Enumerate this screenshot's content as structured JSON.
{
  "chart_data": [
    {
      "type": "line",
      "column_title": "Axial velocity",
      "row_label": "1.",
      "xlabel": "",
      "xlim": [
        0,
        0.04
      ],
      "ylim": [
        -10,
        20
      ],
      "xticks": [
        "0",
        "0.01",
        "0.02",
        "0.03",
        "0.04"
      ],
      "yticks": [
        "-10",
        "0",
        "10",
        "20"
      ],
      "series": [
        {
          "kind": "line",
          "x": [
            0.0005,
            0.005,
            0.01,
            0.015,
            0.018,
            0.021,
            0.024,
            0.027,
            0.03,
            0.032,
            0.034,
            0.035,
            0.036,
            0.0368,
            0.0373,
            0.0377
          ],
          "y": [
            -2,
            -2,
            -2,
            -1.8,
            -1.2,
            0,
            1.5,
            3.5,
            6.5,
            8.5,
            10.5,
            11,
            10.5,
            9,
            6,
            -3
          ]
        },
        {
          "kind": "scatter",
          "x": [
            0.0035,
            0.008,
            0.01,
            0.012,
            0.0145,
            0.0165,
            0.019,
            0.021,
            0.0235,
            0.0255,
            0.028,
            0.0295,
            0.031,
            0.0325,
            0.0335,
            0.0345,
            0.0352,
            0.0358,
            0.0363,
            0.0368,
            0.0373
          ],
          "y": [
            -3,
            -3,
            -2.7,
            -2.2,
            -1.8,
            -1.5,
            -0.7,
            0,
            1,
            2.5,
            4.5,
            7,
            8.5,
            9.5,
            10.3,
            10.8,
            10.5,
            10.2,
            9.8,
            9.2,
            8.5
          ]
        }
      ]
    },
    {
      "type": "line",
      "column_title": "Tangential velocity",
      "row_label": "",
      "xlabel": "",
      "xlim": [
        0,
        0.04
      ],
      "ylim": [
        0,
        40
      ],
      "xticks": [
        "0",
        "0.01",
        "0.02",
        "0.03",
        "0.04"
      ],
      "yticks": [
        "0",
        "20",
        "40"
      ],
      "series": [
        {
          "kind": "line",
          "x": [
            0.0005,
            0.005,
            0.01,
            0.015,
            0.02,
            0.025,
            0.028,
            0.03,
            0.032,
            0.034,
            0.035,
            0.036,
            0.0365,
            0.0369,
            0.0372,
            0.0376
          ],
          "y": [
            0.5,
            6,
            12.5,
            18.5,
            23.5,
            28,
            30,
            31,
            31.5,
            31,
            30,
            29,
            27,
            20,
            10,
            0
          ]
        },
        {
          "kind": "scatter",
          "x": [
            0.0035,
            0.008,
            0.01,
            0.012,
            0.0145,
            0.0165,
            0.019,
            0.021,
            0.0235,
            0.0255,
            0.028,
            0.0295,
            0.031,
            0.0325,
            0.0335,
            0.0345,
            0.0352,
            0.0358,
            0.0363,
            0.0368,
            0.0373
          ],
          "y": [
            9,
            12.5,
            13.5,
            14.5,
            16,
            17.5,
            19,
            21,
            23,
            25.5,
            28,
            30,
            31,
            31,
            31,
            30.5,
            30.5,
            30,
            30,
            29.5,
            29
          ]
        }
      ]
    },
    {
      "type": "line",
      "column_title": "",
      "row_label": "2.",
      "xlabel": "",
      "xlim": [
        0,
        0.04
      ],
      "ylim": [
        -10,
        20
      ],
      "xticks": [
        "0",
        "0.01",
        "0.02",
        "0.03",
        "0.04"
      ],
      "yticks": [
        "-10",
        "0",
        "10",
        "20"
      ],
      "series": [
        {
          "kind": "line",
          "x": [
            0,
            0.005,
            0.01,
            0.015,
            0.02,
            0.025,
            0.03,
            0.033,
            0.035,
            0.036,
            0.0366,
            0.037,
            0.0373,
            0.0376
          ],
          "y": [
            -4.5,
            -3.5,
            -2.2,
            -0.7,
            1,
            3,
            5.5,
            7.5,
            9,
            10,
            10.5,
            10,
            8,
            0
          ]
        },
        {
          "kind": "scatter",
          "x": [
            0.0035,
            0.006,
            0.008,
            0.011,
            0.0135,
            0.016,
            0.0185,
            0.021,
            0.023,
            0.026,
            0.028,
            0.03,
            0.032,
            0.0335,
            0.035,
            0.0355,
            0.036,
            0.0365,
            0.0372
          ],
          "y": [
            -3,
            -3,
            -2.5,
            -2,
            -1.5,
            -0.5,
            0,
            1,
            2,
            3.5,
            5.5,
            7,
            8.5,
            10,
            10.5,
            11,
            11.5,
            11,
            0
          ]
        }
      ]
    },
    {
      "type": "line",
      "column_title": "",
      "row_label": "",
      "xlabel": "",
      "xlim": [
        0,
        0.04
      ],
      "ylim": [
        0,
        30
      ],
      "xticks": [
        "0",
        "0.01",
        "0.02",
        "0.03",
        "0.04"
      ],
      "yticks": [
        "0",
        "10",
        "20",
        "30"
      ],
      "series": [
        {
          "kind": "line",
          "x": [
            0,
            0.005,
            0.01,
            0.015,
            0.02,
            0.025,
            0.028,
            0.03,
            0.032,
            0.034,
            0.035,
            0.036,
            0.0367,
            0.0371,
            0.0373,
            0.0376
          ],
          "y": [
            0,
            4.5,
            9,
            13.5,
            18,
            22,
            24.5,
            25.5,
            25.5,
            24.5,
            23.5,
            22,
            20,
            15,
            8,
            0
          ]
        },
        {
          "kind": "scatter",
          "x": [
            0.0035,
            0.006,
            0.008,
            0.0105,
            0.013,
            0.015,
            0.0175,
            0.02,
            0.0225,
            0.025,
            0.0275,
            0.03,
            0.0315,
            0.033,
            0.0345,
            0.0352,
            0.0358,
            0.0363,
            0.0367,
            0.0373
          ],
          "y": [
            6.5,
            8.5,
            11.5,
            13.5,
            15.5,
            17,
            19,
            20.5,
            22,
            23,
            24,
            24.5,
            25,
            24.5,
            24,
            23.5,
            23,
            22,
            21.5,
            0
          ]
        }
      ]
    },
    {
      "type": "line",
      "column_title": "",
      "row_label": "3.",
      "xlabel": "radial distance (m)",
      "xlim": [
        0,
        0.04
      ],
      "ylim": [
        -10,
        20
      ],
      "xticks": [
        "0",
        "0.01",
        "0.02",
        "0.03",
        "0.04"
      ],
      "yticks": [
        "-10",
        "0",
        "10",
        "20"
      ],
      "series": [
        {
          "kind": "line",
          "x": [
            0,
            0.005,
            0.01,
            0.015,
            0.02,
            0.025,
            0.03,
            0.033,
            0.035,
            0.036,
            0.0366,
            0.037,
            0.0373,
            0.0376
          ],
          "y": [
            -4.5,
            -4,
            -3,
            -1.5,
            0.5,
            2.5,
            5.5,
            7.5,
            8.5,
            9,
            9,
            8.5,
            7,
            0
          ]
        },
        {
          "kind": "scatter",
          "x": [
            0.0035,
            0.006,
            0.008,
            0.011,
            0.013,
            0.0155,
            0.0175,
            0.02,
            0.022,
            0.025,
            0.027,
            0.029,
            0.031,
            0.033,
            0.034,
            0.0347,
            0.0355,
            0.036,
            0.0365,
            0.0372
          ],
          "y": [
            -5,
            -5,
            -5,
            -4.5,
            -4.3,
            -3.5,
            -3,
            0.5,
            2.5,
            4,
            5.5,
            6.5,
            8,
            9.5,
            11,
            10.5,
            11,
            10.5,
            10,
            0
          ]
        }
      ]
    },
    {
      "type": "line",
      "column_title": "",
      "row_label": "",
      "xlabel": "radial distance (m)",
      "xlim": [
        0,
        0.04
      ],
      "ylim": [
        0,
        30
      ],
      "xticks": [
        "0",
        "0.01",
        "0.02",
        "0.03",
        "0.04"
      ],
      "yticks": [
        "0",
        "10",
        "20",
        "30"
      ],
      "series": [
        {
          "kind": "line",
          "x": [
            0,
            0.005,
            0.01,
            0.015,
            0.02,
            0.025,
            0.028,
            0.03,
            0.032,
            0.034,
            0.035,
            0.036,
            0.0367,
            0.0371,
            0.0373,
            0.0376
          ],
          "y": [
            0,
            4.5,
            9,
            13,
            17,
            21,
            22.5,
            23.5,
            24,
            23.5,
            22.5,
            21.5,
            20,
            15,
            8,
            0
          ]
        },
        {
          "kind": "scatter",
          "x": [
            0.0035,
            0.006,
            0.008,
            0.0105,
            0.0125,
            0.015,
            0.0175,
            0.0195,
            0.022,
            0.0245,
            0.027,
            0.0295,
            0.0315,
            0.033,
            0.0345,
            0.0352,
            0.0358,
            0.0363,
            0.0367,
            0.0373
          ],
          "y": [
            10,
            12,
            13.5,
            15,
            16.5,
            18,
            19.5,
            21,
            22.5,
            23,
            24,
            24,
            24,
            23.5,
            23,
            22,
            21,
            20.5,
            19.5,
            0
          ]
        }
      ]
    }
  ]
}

§ **Exercise prompt**
Copy the lines from the entries above in which the word "velocity" appears.

§ **The reply**
      "column_title": "Axial velocity",
      "column_title": "Tangential velocity",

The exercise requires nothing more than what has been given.